Start of SUPPLIED DATA

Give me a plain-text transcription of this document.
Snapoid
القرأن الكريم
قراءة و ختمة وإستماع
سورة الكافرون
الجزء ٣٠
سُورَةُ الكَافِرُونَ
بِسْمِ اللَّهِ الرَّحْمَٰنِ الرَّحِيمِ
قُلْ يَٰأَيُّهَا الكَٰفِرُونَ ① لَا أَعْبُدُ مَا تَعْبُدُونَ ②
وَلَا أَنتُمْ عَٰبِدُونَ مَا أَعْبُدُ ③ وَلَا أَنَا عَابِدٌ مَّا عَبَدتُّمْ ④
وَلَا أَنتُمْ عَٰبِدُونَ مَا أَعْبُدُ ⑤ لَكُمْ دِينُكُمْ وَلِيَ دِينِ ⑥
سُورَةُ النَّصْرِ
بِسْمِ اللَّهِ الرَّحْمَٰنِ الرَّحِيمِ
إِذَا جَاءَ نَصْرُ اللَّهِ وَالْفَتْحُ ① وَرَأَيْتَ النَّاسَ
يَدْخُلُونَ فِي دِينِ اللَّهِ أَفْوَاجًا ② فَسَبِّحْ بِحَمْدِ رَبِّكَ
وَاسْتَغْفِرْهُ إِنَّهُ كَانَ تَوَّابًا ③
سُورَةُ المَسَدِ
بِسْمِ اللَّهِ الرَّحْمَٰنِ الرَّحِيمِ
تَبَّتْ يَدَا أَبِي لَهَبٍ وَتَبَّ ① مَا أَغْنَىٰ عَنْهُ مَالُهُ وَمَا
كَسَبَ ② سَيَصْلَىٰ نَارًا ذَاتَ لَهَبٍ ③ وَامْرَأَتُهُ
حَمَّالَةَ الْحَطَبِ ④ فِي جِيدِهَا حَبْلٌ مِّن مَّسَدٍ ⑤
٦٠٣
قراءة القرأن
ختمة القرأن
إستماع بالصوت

End of SUPPLIED DATA

Reproduce each record shown above without altering a single word.

TASK RESPONSE:
Give me a plain-text transcription of this document.
Snapoid
القرأن الكريم
قراءة و ختمة وإستماع
سورة الكافرون
الجزء ٣٠
سُورَةُ الكَافِرُونَ
بِسْمِ اللَّهِ الرَّحْمَٰنِ الرَّحِيمِ
قُلْ يَٰأَيُّهَا الكَٰفِرُونَ ① لَا أَعْبُدُ مَا تَعْبُدُونَ ②
وَلَا أَنتُمْ عَٰبِدُونَ مَا أَعْبُدُ ③ وَلَا أَنَا عَابِدٌ مَّا عَبَدتُّمْ ④
وَلَا أَنتُمْ عَٰبِدُونَ مَا أَعْبُدُ ⑤ لَكُمْ دِينُكُمْ وَلِيَ دِينِ ⑥
سُورَةُ النَّصْرِ
بِسْمِ اللَّهِ الرَّحْمَٰنِ الرَّحِيمِ
إِذَا جَاءَ نَصْرُ اللَّهِ وَالْفَتْحُ ① وَرَأَيْتَ النَّاسَ
يَدْخُلُونَ فِي دِينِ اللَّهِ أَفْوَاجًا ② فَسَبِّحْ بِحَمْدِ رَبِّكَ
وَاسْتَغْفِرْهُ إِنَّهُ كَانَ تَوَّابًا ③
سُورَةُ المَسَدِ
بِسْمِ اللَّهِ الرَّحْمَٰنِ الرَّحِيمِ
تَبَّتْ يَدَا أَبِي لَهَبٍ وَتَبَّ ① مَا أَغْنَىٰ عَنْهُ مَالُهُ وَمَا
كَسَبَ ② سَيَصْلَىٰ نَارًا ذَاتَ لَهَبٍ ③ وَامْرَأَتُهُ
حَمَّالَةَ الْحَطَبِ ④ فِي جِيدِهَا حَبْلٌ مِّن مَّسَدٍ ⑤
٦٠٣
قراءة القرأن
ختمة القرأن
إستماع بالصوت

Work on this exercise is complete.